┌──

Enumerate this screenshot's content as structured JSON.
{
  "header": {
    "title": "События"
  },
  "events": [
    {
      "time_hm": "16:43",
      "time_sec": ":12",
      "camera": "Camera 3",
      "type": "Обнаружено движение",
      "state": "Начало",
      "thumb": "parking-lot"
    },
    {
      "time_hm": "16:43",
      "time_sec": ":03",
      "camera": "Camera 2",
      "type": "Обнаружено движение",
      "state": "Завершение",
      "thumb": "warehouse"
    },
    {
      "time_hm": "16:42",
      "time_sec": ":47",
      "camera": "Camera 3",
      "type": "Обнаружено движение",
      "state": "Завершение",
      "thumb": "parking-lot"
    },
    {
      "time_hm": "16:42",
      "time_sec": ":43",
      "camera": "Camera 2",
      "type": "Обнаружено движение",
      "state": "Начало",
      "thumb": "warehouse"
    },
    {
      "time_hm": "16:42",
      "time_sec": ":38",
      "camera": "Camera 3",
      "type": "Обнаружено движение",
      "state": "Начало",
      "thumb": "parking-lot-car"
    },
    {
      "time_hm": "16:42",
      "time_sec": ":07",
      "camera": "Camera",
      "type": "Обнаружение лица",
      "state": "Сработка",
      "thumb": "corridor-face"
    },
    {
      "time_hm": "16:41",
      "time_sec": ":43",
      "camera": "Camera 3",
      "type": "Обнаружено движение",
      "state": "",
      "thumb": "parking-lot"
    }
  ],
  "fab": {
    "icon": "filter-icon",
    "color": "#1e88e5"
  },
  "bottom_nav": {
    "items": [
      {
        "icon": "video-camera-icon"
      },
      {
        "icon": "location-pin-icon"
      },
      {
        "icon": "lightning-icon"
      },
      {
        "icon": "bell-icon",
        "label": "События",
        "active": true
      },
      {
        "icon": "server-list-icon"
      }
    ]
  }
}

└──

Using the data above, reproduce every line exactly.

Task answer:
Enumerate this screenshot's content as structured JSON.
{
  "header": {
    "title": "События"
  },
  "events": [
    {
      "time_hm": "16:43",
      "time_sec": ":12",
      "camera": "Camera 3",
      "type": "Обнаружено движение",
      "state": "Начало",
      "thumb": "parking-lot"
    },
    {
      "time_hm": "16:43",
      "time_sec": ":03",
      "camera": "Camera 2",
      "type": "Обнаружено движение",
      "state": "Завершение",
      "thumb": "warehouse"
    },
    {
      "time_hm": "16:42",
      "time_sec": ":47",
      "camera": "Camera 3",
      "type": "Обнаружено движение",
      "state": "Завершение",
      "thumb": "parking-lot"
    },
    {
      "time_hm": "16:42",
      "time_sec": ":43",
      "camera": "Camera 2",
      "type": "Обнаружено движение",
      "state": "Начало",
      "thumb": "warehouse"
    },
    {
      "time_hm": "16:42",
      "time_sec": ":38",
      "camera": "Camera 3",
      "type": "Обнаружено движение",
      "state": "Начало",
      "thumb": "parking-lot-car"
    },
    {
      "time_hm": "16:42",
      "time_sec": ":07",
      "camera": "Camera",
      "type": "Обнаружение лица",
      "state": "Сработка",
      "thumb": "corridor-face"
    },
    {
      "time_hm": "16:41",
      "time_sec": ":43",
      "camera": "Camera 3",
      "type": "Обнаружено движение",
      "state": "",
      "thumb": "parking-lot"
    }
  ],
  "fab": {
    "icon": "filter-icon",
    "color": "#1e88e5"
  },
  "bottom_nav": {
    "items": [
      {
        "icon": "video-camera-icon"
      },
      {
        "icon": "location-pin-icon"
      },
      {
        "icon": "lightning-icon"
      },
      {
        "icon": "bell-icon",
        "label": "События",
        "active": true
      },
      {
        "icon": "server-list-icon"
      }
    ]
  }
}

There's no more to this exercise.